Rotary embedding module matching the Hugging Face ERNIE 4.5 implementation.

```python
nemo_automodel.components.models.ernie4_5.rope_utils.Ernie4_5RotaryEmbedding.forward(
    x: torch.Tensor,
    position_ids: torch.Tensor,
    qkv_format: str = 'bshd'
) -> tuple[torch.Tensor, torch.Tensor]
```

```python
nemo_automodel.components.models.ernie4_5.rope_utils.apply_rotary_pos_emb(
    q: torch.Tensor,
    k: torch.Tensor,
    cos: torch.Tensor,
    sin: torch.Tensor
) -> tuple[torch.Tensor, torch.Tensor]
```

Apply ERNIE 4.5 interleaved rotary embeddings to q and k.

**Parameters:**

Query tensor in BSHD or THD format.

Key tensor in BSHD or THD format.

Cosine tensor with shape \[B, S, D] for BSHD or \[T, D] for THD.

Sine tensor with shape \[B, S, D] for BSHD or \[T, D] for THD.

```python
nemo_automodel.components.models.ernie4_5.rope_utils.rotate_every_two(
    x: torch.Tensor
) -> torch.Tensor
```

Rotate interleaved RoPE pairs: \[x0, x1] -> \[-x1, x0].

Work instruction 1
Answer these questions about the ERNIE 4.5 rotary embedding excerpt:
(a) What is the default value of the qkv_format argument of forward?
(b) What shape does the cosine tensor have for THD format?
(c) What does rotate_every_two turn the pair [x0, x1] into?
Work instruction 2
Please extract the passage of the ERNIE 4.5 rotary embedding excerpt between "Cosine tensor with" and "x1] -> \[-x1, x0].", inclusive.

Bounding box prediction data:
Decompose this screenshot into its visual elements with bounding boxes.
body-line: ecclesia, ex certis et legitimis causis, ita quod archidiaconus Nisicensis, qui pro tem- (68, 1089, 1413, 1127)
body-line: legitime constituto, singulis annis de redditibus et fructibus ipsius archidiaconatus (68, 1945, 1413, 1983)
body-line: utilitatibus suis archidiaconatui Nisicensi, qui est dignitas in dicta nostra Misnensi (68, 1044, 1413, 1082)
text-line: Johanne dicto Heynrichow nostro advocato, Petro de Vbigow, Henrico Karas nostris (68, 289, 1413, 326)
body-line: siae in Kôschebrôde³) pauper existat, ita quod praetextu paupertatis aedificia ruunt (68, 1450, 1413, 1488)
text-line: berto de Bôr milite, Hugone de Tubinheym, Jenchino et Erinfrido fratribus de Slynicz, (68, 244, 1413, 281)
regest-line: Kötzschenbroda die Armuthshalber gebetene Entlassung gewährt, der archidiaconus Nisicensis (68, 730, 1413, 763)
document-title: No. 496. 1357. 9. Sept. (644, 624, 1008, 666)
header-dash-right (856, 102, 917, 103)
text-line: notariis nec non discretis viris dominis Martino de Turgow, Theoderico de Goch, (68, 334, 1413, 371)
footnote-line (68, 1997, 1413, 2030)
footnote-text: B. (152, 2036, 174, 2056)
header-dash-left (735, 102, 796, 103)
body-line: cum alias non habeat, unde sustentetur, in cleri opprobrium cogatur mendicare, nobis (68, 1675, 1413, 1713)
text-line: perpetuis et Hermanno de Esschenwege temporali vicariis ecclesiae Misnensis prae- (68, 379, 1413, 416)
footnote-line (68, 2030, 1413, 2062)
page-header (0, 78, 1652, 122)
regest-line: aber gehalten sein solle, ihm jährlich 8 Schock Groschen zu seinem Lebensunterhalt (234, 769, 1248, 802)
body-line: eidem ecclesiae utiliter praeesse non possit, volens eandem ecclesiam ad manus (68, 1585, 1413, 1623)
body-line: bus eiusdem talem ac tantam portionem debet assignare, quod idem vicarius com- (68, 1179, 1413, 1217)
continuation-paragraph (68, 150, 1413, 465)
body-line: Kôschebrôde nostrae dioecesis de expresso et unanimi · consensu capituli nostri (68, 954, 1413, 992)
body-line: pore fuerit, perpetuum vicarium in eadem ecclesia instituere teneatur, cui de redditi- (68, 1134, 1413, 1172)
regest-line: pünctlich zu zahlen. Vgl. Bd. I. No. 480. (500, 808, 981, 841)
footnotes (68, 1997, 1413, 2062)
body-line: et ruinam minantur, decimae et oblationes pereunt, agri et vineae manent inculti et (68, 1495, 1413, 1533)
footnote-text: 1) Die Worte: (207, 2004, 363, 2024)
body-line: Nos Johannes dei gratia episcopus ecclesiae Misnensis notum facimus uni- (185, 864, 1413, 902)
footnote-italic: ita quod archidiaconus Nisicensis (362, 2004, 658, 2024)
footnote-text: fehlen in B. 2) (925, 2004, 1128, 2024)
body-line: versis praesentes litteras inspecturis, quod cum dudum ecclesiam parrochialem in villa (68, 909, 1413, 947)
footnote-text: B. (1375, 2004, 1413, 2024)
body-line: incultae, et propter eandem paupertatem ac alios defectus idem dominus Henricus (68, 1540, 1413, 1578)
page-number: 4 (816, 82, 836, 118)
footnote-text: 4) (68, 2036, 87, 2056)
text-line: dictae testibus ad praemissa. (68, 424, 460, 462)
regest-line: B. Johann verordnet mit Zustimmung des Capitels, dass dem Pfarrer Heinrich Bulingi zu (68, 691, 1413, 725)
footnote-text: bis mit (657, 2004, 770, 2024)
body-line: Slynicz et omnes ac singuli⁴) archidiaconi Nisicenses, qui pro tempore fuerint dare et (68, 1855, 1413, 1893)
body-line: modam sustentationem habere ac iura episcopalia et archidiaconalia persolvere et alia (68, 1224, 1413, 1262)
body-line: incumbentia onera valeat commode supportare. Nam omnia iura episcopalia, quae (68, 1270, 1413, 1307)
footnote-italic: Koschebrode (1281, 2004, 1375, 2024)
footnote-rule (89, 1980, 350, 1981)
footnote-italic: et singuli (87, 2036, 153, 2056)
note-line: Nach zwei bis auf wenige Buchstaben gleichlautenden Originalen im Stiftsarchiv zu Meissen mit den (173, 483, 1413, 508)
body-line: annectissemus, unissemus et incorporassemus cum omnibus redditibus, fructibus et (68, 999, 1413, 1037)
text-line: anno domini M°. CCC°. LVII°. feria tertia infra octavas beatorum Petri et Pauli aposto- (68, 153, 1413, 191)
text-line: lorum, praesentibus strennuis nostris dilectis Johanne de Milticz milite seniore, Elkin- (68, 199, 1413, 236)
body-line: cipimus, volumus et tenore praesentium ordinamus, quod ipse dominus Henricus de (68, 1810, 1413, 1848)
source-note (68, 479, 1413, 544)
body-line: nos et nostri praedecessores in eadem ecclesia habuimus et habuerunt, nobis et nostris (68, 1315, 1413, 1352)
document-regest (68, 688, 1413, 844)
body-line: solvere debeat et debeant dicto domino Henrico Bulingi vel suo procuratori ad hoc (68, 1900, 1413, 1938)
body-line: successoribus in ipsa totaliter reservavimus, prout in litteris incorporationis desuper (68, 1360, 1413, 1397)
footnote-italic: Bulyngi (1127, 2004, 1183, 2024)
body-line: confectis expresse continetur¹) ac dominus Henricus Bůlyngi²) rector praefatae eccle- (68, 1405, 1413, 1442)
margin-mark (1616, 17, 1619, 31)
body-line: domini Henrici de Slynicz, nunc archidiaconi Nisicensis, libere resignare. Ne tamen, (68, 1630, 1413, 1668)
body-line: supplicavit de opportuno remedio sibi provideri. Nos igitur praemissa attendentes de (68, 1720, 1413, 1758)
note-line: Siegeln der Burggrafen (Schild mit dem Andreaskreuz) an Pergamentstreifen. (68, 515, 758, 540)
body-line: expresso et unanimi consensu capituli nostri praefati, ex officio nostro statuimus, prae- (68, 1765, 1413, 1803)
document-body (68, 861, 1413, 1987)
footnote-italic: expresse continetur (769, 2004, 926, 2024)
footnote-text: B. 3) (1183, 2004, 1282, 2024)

Written solution 1
(a) 'bshd'
(b) [T, D]
(c) [-x1, x0]

Written solution 2
Cosine tensor with shape \[B, S, D] for BSHD or \[T, D] for THD.

Sine tensor with shape \[B, S, D] for BSHD or \[T, D] for THD.

```python
nemo_automodel.components.models.ernie4_5.rope_utils.rotate_every_two(
    x: torch.Tensor
) -> torch.Tensor
```

Rotate interleaved RoPE pairs: \[x0, x1] -> \[-x1, x0].